# Data to use:

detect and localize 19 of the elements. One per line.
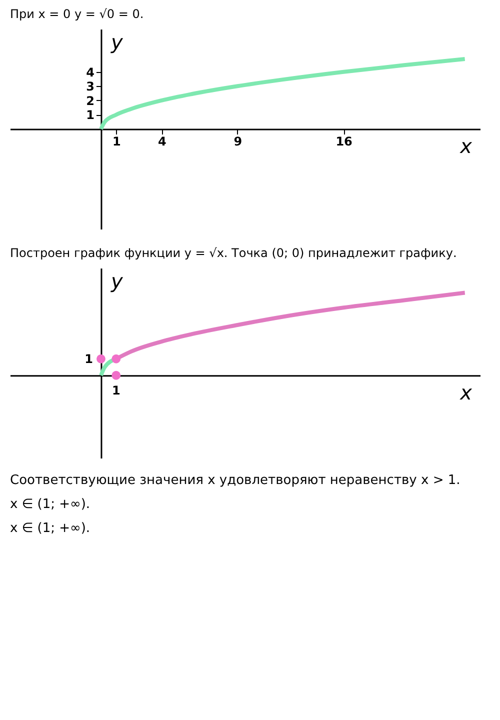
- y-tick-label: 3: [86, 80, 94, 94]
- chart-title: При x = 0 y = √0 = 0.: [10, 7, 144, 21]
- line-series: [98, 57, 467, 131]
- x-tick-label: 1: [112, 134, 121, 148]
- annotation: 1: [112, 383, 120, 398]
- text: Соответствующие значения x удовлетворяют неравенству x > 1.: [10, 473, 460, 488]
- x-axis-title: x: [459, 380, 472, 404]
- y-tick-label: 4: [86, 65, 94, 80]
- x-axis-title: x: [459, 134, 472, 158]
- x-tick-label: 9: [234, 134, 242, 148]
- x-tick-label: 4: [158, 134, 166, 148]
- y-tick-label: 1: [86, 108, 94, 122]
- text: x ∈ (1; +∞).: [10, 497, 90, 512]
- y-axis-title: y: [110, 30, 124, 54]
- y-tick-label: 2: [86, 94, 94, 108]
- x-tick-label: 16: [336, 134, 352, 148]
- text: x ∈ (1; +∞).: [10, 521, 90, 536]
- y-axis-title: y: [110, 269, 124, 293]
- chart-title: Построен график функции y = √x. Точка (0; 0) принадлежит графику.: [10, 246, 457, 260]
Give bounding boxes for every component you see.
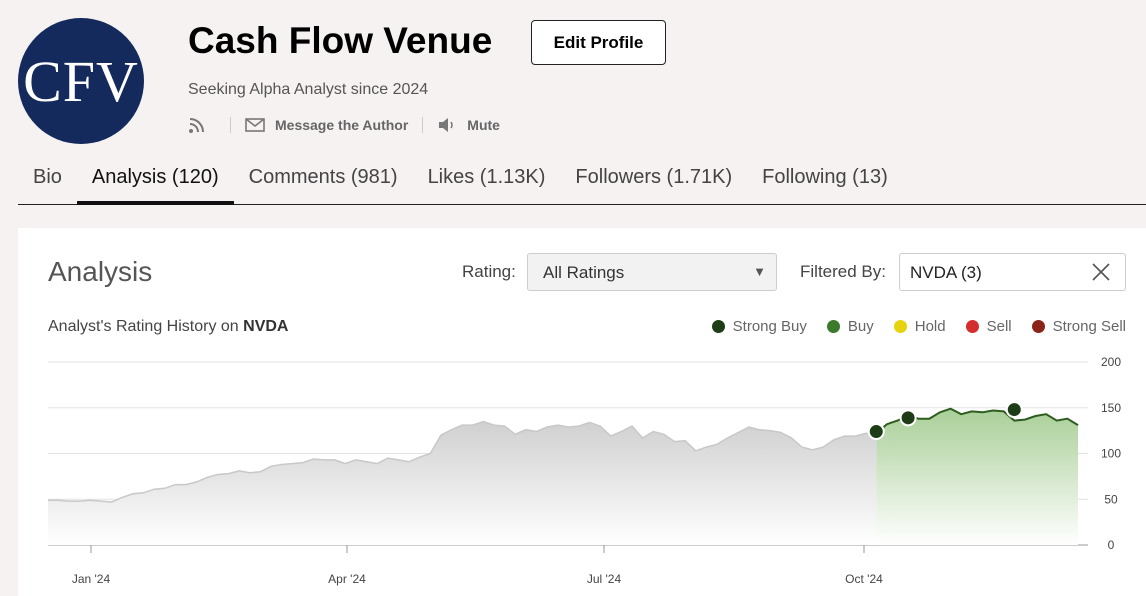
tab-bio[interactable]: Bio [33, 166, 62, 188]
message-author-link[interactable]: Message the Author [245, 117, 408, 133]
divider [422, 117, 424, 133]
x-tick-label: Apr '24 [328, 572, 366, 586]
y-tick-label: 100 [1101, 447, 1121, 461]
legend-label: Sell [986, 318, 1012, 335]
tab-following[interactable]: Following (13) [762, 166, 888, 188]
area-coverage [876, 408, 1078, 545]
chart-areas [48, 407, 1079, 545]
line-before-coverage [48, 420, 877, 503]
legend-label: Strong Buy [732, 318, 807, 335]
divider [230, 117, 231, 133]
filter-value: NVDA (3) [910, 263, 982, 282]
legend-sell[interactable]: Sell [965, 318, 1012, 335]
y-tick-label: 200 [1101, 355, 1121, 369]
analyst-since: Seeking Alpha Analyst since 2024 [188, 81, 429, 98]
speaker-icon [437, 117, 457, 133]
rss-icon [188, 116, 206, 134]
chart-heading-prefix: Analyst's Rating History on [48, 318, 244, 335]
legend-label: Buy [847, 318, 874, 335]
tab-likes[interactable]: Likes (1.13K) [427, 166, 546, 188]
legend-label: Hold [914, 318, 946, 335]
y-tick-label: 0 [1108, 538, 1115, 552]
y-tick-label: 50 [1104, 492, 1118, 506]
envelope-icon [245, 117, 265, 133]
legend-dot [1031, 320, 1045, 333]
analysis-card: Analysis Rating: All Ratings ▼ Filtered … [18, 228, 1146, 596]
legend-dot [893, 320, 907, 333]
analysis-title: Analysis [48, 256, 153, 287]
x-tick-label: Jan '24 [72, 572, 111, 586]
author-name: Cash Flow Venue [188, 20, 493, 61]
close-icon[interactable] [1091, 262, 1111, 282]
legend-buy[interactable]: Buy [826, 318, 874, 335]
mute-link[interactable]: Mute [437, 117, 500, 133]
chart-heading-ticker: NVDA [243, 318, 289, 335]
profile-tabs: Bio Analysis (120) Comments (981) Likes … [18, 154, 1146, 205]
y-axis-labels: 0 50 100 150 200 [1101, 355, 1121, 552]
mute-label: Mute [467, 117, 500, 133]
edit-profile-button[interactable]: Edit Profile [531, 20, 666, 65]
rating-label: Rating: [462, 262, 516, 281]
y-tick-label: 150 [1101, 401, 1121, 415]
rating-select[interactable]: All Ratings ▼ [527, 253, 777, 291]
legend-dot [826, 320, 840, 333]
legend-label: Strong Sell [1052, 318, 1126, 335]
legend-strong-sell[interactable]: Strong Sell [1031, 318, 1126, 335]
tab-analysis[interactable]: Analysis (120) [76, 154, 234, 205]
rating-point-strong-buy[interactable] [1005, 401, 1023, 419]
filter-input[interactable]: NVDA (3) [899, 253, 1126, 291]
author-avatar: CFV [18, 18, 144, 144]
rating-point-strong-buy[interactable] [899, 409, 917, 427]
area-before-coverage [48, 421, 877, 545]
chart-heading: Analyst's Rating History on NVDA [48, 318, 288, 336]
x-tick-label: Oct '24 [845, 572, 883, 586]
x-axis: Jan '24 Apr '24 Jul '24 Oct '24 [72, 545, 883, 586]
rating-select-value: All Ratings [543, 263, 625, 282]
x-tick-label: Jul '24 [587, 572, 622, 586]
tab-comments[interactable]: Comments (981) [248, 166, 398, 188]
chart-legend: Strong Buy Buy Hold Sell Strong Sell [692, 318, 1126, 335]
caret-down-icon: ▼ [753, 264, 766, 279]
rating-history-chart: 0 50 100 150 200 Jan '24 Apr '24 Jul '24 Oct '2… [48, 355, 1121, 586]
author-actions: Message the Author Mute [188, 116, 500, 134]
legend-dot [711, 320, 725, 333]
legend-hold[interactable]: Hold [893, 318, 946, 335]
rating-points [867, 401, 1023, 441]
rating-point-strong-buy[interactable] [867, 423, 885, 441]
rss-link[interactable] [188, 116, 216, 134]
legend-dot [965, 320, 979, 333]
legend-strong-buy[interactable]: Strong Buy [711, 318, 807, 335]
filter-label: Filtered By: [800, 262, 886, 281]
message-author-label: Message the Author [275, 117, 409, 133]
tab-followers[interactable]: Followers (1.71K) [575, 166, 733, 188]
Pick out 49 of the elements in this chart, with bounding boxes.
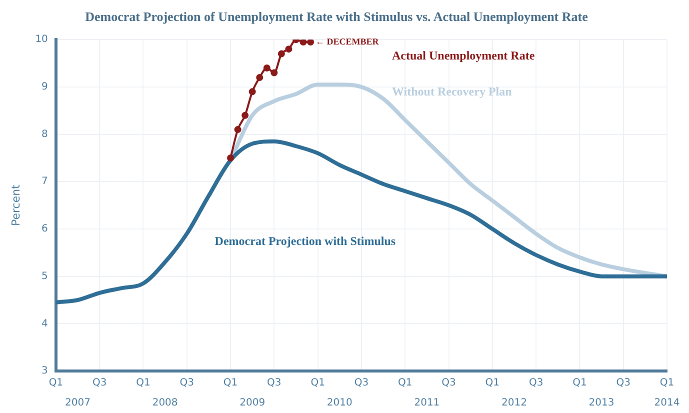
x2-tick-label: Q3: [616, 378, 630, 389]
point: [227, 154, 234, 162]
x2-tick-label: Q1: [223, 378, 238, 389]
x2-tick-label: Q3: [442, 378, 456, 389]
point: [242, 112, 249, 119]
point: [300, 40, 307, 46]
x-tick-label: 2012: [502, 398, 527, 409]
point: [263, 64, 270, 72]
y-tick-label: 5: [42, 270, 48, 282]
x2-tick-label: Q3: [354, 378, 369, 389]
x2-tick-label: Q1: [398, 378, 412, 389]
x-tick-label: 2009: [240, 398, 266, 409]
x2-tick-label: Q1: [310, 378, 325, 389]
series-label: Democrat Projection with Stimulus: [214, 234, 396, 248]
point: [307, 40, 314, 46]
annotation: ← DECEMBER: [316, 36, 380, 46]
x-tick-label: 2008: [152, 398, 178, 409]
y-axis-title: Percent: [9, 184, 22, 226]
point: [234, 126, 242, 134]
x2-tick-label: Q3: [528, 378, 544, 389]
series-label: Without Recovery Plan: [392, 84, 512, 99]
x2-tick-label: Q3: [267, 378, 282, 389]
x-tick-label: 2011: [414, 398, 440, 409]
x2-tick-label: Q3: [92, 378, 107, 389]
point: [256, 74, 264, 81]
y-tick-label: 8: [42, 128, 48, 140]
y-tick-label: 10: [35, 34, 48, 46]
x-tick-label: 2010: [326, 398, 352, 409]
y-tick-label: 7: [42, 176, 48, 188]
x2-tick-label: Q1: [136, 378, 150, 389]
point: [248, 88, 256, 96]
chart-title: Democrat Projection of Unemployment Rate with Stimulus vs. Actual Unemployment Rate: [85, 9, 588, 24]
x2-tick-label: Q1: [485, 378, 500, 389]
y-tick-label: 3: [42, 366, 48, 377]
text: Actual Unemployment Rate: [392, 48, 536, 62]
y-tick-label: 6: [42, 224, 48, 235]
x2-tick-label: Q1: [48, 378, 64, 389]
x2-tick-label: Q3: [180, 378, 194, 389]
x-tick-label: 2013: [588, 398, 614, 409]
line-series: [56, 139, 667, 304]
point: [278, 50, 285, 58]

# Do this:
Count the lines above that contain the string "Likes", matching case exactly. Reply with the number only.

# Full output:
2